### Records for this exercise ###
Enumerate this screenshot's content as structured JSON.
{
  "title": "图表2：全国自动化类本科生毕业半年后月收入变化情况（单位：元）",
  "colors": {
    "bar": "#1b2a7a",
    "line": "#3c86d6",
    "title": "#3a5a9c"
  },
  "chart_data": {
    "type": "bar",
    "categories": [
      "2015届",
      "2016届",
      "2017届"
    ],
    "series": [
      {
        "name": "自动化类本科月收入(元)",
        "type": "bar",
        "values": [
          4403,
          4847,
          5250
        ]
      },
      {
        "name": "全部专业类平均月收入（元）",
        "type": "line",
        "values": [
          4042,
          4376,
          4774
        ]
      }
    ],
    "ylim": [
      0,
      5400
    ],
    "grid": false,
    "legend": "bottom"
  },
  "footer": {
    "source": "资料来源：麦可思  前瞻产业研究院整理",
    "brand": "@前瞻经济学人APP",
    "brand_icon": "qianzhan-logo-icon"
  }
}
###
### Instructions for the task
Repeat each record in full; every line must match exactly.

### Final result
Enumerate this screenshot's content as structured JSON.
{
  "title": "图表2：全国自动化类本科生毕业半年后月收入变化情况（单位：元）",
  "colors": {
    "bar": "#1b2a7a",
    "line": "#3c86d6",
    "title": "#3a5a9c"
  },
  "chart_data": {
    "type": "bar",
    "categories": [
      "2015届",
      "2016届",
      "2017届"
    ],
    "series": [
      {
        "name": "自动化类本科月收入(元)",
        "type": "bar",
        "values": [
          4403,
          4847,
          5250
        ]
      },
      {
        "name": "全部专业类平均月收入（元）",
        "type": "line",
        "values": [
          4042,
          4376,
          4774
        ]
      }
    ],
    "ylim": [
      0,
      5400
    ],
    "grid": false,
    "legend": "bottom"
  },
  "footer": {
    "source": "资料来源：麦可思  前瞻产业研究院整理",
    "brand": "@前瞻经济学人APP",
    "brand_icon": "qianzhan-logo-icon"
  }
}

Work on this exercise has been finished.